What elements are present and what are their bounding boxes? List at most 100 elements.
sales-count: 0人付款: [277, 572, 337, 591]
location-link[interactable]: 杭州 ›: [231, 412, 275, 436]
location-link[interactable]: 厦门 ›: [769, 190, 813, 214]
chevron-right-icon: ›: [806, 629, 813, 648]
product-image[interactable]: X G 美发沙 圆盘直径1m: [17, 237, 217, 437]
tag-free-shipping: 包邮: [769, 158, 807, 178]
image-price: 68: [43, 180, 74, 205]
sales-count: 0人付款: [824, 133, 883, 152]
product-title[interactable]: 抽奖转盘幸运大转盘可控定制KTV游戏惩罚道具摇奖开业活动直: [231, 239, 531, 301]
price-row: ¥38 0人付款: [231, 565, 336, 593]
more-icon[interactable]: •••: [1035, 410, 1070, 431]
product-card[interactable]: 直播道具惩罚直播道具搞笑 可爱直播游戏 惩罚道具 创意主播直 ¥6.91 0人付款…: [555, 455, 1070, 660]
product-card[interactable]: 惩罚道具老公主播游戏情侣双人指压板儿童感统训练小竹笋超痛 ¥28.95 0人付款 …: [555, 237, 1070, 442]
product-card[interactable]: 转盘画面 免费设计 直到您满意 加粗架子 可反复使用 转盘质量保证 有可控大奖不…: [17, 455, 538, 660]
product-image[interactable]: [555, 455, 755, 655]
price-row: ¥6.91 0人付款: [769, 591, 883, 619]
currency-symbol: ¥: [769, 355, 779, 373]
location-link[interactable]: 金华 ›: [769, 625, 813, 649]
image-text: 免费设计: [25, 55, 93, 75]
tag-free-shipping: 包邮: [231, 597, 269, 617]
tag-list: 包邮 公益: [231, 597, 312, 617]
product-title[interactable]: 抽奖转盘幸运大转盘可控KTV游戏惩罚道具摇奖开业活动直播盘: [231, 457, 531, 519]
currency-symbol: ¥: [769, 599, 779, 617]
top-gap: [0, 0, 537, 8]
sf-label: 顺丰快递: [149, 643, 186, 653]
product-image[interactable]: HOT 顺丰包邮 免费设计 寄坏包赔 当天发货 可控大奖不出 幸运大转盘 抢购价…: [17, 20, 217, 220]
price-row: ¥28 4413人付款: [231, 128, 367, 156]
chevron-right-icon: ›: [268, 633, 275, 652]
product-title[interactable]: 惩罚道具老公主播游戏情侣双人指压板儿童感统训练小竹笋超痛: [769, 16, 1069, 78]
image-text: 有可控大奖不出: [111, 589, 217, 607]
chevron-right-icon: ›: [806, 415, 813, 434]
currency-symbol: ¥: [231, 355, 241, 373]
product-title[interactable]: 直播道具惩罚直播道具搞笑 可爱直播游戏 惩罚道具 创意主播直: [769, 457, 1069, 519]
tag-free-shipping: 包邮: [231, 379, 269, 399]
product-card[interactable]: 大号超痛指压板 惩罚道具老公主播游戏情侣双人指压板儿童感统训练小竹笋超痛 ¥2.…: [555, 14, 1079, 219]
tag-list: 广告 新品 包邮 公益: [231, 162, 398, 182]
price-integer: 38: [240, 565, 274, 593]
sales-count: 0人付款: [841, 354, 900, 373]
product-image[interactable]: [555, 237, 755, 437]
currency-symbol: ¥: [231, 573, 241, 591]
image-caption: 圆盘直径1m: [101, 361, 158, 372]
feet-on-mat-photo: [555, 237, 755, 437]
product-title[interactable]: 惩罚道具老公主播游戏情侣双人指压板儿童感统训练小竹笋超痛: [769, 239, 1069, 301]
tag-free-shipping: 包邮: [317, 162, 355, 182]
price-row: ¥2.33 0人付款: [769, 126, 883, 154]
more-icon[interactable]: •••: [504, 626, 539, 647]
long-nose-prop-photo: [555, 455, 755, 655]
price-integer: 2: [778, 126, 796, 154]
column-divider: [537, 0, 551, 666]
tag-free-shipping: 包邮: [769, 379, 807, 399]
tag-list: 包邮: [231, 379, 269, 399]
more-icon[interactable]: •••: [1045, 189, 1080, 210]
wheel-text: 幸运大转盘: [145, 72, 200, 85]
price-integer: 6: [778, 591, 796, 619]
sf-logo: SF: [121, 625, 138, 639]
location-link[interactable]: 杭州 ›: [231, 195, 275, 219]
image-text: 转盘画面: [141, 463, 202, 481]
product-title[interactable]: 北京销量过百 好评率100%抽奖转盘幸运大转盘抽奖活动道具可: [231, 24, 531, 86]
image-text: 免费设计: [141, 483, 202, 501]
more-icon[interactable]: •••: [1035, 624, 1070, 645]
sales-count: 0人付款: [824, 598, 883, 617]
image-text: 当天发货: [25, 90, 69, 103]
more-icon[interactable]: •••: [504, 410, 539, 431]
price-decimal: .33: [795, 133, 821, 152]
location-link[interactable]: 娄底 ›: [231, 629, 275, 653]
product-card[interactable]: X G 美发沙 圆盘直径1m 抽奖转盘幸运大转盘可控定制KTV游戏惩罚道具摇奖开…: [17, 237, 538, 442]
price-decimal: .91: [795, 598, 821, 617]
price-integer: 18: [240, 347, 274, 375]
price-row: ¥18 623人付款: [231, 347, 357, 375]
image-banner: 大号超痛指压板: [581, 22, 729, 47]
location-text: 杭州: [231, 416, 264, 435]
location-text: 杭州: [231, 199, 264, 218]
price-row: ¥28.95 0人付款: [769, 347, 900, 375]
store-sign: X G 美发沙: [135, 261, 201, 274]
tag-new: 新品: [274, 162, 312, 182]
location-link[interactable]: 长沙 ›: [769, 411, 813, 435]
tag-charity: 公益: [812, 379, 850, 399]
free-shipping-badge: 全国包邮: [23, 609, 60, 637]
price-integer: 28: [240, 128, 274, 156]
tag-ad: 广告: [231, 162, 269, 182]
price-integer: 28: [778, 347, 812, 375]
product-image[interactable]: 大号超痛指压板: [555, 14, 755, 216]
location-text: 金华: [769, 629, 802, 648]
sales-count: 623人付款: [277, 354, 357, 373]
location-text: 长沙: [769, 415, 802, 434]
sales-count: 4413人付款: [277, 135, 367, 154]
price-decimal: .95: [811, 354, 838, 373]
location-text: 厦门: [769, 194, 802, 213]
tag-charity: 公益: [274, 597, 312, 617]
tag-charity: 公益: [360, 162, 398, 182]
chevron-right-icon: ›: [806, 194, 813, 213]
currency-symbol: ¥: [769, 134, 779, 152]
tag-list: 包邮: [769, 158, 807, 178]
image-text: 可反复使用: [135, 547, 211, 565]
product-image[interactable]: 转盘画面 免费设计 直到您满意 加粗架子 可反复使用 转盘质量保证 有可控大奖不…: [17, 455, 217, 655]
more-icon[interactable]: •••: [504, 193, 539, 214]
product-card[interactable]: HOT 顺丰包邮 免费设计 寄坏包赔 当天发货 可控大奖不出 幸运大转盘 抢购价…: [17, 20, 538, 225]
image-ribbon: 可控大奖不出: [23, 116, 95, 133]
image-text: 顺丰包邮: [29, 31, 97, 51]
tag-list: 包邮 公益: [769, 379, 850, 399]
■ ■ ■
挑战: 请照原样抄录从条目开头到含有“product-card[interactable]: 惩罚道具老公主播游戏情侣双人指压板儿童感统训练小竹笋超痛 ¥28.95”的那一行为止的所有行，首尾两行都包括在内。

任务回答:
What elements are present and what are their bounding boxes? List at most 100 elements.
sales-count: 0人付款: [277, 572, 337, 591]
location-link[interactable]: 杭州 ›: [231, 412, 275, 436]
location-link[interactable]: 厦门 ›: [769, 190, 813, 214]
chevron-right-icon: ›: [806, 629, 813, 648]
product-image[interactable]: X G 美发沙 圆盘直径1m: [17, 237, 217, 437]
tag-free-shipping: 包邮: [769, 158, 807, 178]
image-price: 68: [43, 180, 74, 205]
sales-count: 0人付款: [824, 133, 883, 152]
product-title[interactable]: 抽奖转盘幸运大转盘可控定制KTV游戏惩罚道具摇奖开业活动直: [231, 239, 531, 301]
price-row: ¥38 0人付款: [231, 565, 336, 593]
more-icon[interactable]: •••: [1035, 410, 1070, 431]
product-card[interactable]: 直播道具惩罚直播道具搞笑 可爱直播游戏 惩罚道具 创意主播直 ¥6.91 0人付款…: [555, 455, 1070, 660]
product-card[interactable]: 惩罚道具老公主播游戏情侣双人指压板儿童感统训练小竹笋超痛 ¥28.95 0人付款 …: [555, 237, 1070, 442]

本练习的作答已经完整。